◆ INFORMATION SHOWN:

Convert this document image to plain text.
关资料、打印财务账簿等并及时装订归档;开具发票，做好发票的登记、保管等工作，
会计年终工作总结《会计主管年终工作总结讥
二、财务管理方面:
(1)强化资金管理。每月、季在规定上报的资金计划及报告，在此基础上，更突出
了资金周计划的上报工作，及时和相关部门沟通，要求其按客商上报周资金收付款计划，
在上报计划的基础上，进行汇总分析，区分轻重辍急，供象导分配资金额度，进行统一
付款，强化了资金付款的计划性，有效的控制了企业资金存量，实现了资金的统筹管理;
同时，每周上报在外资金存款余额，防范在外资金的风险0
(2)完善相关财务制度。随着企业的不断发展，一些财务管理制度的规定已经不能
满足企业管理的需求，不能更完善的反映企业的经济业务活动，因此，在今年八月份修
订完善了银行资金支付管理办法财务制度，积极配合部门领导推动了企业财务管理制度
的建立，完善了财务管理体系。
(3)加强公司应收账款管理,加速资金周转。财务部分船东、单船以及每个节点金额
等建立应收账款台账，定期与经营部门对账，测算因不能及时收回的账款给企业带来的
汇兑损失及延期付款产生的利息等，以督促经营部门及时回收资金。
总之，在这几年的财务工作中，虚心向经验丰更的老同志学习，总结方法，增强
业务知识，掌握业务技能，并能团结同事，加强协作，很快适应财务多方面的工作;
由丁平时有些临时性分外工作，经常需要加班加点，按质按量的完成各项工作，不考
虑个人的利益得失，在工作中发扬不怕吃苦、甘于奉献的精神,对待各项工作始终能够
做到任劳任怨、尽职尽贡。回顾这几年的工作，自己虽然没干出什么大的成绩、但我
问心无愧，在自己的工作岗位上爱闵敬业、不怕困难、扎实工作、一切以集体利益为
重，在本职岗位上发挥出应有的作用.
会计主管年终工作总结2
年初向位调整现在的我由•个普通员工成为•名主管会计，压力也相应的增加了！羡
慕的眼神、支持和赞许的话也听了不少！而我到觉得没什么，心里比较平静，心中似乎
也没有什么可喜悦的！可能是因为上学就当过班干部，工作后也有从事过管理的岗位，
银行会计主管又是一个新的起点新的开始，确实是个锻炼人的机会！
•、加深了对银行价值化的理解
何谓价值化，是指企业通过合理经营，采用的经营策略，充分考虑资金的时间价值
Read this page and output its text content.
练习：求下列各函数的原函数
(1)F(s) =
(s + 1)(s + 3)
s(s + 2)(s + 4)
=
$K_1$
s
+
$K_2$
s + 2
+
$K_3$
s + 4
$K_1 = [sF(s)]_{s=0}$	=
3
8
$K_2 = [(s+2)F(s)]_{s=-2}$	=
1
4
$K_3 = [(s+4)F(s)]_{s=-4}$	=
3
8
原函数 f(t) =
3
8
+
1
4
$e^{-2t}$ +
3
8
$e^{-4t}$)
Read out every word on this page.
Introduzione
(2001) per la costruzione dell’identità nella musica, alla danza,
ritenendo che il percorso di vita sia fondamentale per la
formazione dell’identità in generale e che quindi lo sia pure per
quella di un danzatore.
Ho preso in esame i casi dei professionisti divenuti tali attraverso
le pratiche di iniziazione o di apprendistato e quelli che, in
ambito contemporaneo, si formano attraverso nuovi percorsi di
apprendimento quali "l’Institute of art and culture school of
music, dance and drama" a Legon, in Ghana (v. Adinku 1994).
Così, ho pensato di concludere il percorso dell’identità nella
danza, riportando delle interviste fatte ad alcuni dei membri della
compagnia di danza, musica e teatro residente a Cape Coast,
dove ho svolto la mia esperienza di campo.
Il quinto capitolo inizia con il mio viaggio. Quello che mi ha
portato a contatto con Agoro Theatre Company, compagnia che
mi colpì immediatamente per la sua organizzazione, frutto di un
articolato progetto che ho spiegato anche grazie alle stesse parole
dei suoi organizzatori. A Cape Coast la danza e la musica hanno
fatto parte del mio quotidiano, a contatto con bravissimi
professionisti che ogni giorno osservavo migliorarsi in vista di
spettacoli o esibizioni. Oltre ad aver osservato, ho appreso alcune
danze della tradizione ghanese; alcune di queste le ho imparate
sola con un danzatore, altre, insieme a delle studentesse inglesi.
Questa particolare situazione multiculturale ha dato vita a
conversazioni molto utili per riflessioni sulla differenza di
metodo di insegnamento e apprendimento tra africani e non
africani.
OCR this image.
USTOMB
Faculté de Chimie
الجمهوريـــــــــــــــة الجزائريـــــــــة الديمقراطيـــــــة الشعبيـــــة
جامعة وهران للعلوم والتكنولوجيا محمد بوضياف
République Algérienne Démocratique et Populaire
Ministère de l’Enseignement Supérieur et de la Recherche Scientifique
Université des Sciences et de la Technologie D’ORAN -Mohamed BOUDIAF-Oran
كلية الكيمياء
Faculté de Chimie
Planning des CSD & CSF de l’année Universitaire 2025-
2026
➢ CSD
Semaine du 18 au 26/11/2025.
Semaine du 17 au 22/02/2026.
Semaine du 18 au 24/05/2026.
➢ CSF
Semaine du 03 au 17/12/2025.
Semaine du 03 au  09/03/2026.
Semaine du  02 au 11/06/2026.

◆ TASK INSTRUCTIONS:
Reproduce, exactly and with nothing added, the lines from the one that includes "OCR this image." through the last line of the material.

◆ ANSWER IN FULL:
OCR this image.
USTOMB
Faculté de Chimie
الجمهوريـــــــــــــــة الجزائريـــــــــة الديمقراطيـــــــة الشعبيـــــة
جامعة وهران للعلوم والتكنولوجيا محمد بوضياف
République Algérienne Démocratique et Populaire
Ministère de l’Enseignement Supérieur et de la Recherche Scientifique
Université des Sciences et de la Technologie D’ORAN -Mohamed BOUDIAF-Oran
كلية الكيمياء
Faculté de Chimie
Planning des CSD & CSF de l’année Universitaire 2025-
2026
➢ CSD
Semaine du 18 au 26/11/2025.
Semaine du 17 au 22/02/2026.
Semaine du 18 au 24/05/2026.
➢ CSF
Semaine du 03 au 17/12/2025.
Semaine du 03 au  09/03/2026.
Semaine du  02 au 11/06/2026.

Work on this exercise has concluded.